Aim of the exercise = Return each entry exactly, with none missing.

Records provided =
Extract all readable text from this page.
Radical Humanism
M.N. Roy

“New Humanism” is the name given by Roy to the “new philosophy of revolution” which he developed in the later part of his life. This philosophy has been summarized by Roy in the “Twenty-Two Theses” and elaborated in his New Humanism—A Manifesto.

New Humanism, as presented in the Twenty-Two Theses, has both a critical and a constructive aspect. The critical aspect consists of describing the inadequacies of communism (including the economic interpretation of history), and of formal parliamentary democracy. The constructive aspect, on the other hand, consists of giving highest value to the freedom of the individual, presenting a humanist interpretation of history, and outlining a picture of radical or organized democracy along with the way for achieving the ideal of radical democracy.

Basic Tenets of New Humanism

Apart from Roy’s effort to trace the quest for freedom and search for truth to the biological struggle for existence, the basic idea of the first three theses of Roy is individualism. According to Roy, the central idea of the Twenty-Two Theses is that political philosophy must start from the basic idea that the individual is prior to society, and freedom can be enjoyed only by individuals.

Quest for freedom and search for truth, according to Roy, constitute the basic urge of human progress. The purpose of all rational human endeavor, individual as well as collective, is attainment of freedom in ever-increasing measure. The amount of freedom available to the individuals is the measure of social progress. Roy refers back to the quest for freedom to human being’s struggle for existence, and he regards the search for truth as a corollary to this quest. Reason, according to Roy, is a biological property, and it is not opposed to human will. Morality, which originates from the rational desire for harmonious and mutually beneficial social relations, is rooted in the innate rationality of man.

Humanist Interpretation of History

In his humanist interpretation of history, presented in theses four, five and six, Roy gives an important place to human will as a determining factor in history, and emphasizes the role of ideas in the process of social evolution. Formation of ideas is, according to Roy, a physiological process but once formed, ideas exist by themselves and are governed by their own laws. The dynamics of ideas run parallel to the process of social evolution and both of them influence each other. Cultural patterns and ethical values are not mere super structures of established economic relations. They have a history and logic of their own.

Solution for this problem =
Extract all readable text from this page.
Radical Humanism
M.N. Roy

“New Humanism” is the name given by Roy to the “new philosophy of revolution” which he developed in the later part of his life. This philosophy has been summarized by Roy in the “Twenty-Two Theses” and elaborated in his New Humanism—A Manifesto.

New Humanism, as presented in the Twenty-Two Theses, has both a critical and a constructive aspect. The critical aspect consists of describing the inadequacies of communism (including the economic interpretation of history), and of formal parliamentary democracy. The constructive aspect, on the other hand, consists of giving highest value to the freedom of the individual, presenting a humanist interpretation of history, and outlining a picture of radical or organized democracy along with the way for achieving the ideal of radical democracy.

Basic Tenets of New Humanism

Apart from Roy’s effort to trace the quest for freedom and search for truth to the biological struggle for existence, the basic idea of the first three theses of Roy is individualism. According to Roy, the central idea of the Twenty-Two Theses is that political philosophy must start from the basic idea that the individual is prior to society, and freedom can be enjoyed only by individuals.

Quest for freedom and search for truth, according to Roy, constitute the basic urge of human progress. The purpose of all rational human endeavor, individual as well as collective, is attainment of freedom in ever-increasing measure. The amount of freedom available to the individuals is the measure of social progress. Roy refers back to the quest for freedom to human being’s struggle for existence, and he regards the search for truth as a corollary to this quest. Reason, according to Roy, is a biological property, and it is not opposed to human will. Morality, which originates from the rational desire for harmonious and mutually beneficial social relations, is rooted in the innate rationality of man.

Humanist Interpretation of History

In his humanist interpretation of history, presented in theses four, five and six, Roy gives an important place to human will as a determining factor in history, and emphasizes the role of ideas in the process of social evolution. Formation of ideas is, according to Roy, a physiological process but once formed, ideas exist by themselves and are governed by their own laws. The dynamics of ideas run parallel to the process of social evolution and both of them influence each other. Cultural patterns and ethical values are not mere super structures of established economic relations. They have a history and logic of their own.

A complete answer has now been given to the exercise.